-- Start RECORDS FOR THIS EXERCISE --

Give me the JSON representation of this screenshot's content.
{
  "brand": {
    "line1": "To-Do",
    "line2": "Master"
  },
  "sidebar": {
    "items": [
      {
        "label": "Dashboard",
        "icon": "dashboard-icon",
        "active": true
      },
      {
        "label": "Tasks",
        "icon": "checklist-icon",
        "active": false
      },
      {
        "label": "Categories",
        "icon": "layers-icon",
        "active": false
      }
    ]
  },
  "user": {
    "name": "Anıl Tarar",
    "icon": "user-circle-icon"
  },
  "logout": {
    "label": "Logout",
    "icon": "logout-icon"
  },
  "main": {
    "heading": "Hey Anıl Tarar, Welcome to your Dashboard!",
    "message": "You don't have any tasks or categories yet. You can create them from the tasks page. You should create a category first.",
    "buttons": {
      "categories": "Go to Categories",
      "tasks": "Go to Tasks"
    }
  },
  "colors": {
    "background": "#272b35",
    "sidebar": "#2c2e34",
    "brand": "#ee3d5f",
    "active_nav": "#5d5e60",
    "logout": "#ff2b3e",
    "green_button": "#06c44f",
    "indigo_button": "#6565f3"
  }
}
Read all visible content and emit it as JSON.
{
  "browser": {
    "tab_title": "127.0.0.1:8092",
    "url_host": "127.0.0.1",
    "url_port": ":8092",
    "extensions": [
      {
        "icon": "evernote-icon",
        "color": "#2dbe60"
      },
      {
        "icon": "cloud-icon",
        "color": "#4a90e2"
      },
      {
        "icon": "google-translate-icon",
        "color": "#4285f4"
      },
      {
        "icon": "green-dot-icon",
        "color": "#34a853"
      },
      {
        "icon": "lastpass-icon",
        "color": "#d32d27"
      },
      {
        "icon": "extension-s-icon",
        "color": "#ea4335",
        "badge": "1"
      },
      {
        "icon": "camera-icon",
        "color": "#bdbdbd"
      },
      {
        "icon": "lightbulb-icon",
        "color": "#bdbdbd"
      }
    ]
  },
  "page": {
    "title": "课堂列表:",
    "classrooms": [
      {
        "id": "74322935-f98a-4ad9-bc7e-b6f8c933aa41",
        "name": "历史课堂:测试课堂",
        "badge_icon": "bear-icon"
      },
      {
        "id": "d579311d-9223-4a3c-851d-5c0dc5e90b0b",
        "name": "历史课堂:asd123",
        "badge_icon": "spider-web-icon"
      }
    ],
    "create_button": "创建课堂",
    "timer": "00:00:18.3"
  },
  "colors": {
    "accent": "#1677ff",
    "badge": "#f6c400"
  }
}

-- End RECORDS FOR THIS EXERCISE --

Transcribe each entry exactly.

▶ _THE ANSWER_
Give me the JSON representation of this screenshot's content.
{
  "brand": {
    "line1": "To-Do",
    "line2": "Master"
  },
  "sidebar": {
    "items": [
      {
        "label": "Dashboard",
        "icon": "dashboard-icon",
        "active": true
      },
      {
        "label": "Tasks",
        "icon": "checklist-icon",
        "active": false
      },
      {
        "label": "Categories",
        "icon": "layers-icon",
        "active": false
      }
    ]
  },
  "user": {
    "name": "Anıl Tarar",
    "icon": "user-circle-icon"
  },
  "logout": {
    "label": "Logout",
    "icon": "logout-icon"
  },
  "main": {
    "heading": "Hey Anıl Tarar, Welcome to your Dashboard!",
    "message": "You don't have any tasks or categories yet. You can create them from the tasks page. You should create a category first.",
    "buttons": {
      "categories": "Go to Categories",
      "tasks": "Go to Tasks"
    }
  },
  "colors": {
    "background": "#272b35",
    "sidebar": "#2c2e34",
    "brand": "#ee3d5f",
    "active_nav": "#5d5e60",
    "logout": "#ff2b3e",
    "green_button": "#06c44f",
    "indigo_button": "#6565f3"
  }
}
Read all visible content and emit it as JSON.
{
  "browser": {
    "tab_title": "127.0.0.1:8092",
    "url_host": "127.0.0.1",
    "url_port": ":8092",
    "extensions": [
      {
        "icon": "evernote-icon",
        "color": "#2dbe60"
      },
      {
        "icon": "cloud-icon",
        "color": "#4a90e2"
      },
      {
        "icon": "google-translate-icon",
        "color": "#4285f4"
      },
      {
        "icon": "green-dot-icon",
        "color": "#34a853"
      },
      {
        "icon": "lastpass-icon",
        "color": "#d32d27"
      },
      {
        "icon": "extension-s-icon",
        "color": "#ea4335",
        "badge": "1"
      },
      {
        "icon": "camera-icon",
        "color": "#bdbdbd"
      },
      {
        "icon": "lightbulb-icon",
        "color": "#bdbdbd"
      }
    ]
  },
  "page": {
    "title": "课堂列表:",
    "classrooms": [
      {
        "id": "74322935-f98a-4ad9-bc7e-b6f8c933aa41",
        "name": "历史课堂:测试课堂",
        "badge_icon": "bear-icon"
      },
      {
        "id": "d579311d-9223-4a3c-851d-5c0dc5e90b0b",
        "name": "历史课堂:asd123",
        "badge_icon": "spider-web-icon"
      }
    ],
    "create_button": "创建课堂",
    "timer": "00:00:18.3"
  },
  "colors": {
    "accent": "#1677ff",
    "badge": "#f6c400"
  }
}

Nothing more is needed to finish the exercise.